# Given instruction
Word for word, restate every line of the listing that follows.

# Data provided
--------------------------------

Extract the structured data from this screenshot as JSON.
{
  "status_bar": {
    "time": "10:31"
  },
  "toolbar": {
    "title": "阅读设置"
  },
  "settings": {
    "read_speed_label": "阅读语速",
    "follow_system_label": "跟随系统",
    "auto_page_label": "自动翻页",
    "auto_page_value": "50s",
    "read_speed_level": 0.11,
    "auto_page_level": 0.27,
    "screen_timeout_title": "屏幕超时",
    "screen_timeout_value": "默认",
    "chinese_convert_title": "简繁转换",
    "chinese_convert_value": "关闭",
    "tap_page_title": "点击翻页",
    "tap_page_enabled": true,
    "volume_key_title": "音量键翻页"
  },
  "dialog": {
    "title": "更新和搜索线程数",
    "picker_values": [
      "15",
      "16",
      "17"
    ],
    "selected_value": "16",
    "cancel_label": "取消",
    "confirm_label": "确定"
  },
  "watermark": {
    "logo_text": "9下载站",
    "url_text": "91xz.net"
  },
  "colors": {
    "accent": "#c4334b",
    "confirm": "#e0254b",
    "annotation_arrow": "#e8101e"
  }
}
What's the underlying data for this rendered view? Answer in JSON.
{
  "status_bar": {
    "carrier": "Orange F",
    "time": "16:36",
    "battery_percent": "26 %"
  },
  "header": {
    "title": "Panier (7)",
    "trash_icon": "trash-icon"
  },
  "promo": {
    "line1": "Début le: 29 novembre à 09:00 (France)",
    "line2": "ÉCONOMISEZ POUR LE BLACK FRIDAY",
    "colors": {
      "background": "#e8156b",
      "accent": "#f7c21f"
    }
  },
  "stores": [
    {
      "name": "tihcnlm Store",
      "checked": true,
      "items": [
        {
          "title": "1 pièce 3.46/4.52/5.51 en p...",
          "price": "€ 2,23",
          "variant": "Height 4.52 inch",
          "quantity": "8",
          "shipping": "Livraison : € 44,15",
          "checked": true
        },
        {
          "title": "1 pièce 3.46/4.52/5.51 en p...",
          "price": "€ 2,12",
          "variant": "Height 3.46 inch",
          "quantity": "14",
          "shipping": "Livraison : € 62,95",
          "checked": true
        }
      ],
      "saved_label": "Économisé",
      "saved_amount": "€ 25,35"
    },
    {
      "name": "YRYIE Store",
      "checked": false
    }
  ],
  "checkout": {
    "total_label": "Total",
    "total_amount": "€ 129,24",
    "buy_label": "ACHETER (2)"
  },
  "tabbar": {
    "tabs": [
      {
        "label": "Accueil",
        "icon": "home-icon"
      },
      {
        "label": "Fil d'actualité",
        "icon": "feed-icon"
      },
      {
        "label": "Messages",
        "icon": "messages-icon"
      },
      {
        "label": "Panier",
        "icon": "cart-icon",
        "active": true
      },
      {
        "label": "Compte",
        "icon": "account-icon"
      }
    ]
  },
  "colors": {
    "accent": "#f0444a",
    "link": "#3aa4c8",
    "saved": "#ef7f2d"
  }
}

--------------------------------

# Result for this exercise
Extract the structured data from this screenshot as JSON.
{
  "status_bar": {
    "time": "10:31"
  },
  "toolbar": {
    "title": "阅读设置"
  },
  "settings": {
    "read_speed_label": "阅读语速",
    "follow_system_label": "跟随系统",
    "auto_page_label": "自动翻页",
    "auto_page_value": "50s",
    "read_speed_level": 0.11,
    "auto_page_level": 0.27,
    "screen_timeout_title": "屏幕超时",
    "screen_timeout_value": "默认",
    "chinese_convert_title": "简繁转换",
    "chinese_convert_value": "关闭",
    "tap_page_title": "点击翻页",
    "tap_page_enabled": true,
    "volume_key_title": "音量键翻页"
  },
  "dialog": {
    "title": "更新和搜索线程数",
    "picker_values": [
      "15",
      "16",
      "17"
    ],
    "selected_value": "16",
    "cancel_label": "取消",
    "confirm_label": "确定"
  },
  "watermark": {
    "logo_text": "9下载站",
    "url_text": "91xz.net"
  },
  "colors": {
    "accent": "#c4334b",
    "confirm": "#e0254b",
    "annotation_arrow": "#e8101e"
  }
}
What's the underlying data for this rendered view? Answer in JSON.
{
  "status_bar": {
    "carrier": "Orange F",
    "time": "16:36",
    "battery_percent": "26 %"
  },
  "header": {
    "title": "Panier (7)",
    "trash_icon": "trash-icon"
  },
  "promo": {
    "line1": "Début le: 29 novembre à 09:00 (France)",
    "line2": "ÉCONOMISEZ POUR LE BLACK FRIDAY",
    "colors": {
      "background": "#e8156b",
      "accent": "#f7c21f"
    }
  },
  "stores": [
    {
      "name": "tihcnlm Store",
      "checked": true,
      "items": [
        {
          "title": "1 pièce 3.46/4.52/5.51 en p...",
          "price": "€ 2,23",
          "variant": "Height 4.52 inch",
          "quantity": "8",
          "shipping": "Livraison : € 44,15",
          "checked": true
        },
        {
          "title": "1 pièce 3.46/4.52/5.51 en p...",
          "price": "€ 2,12",
          "variant": "Height 3.46 inch",
          "quantity": "14",
          "shipping": "Livraison : € 62,95",
          "checked": true
        }
      ],
      "saved_label": "Économisé",
      "saved_amount": "€ 25,35"
    },
    {
      "name": "YRYIE Store",
      "checked": false
    }
  ],
  "checkout": {
    "total_label": "Total",
    "total_amount": "€ 129,24",
    "buy_label": "ACHETER (2)"
  },
  "tabbar": {
    "tabs": [
      {
        "label": "Accueil",
        "icon": "home-icon"
      },
      {
        "label": "Fil d'actualité",
        "icon": "feed-icon"
      },
      {
        "label": "Messages",
        "icon": "messages-icon"
      },
      {
        "label": "Panier",
        "icon": "cart-icon",
        "active": true
      },
      {
        "label": "Compte",
        "icon": "account-icon"
      }
    ]
  },
  "colors": {
    "accent": "#f0444a",
    "link": "#3aa4c8",
    "saved": "#ef7f2d"
  }
}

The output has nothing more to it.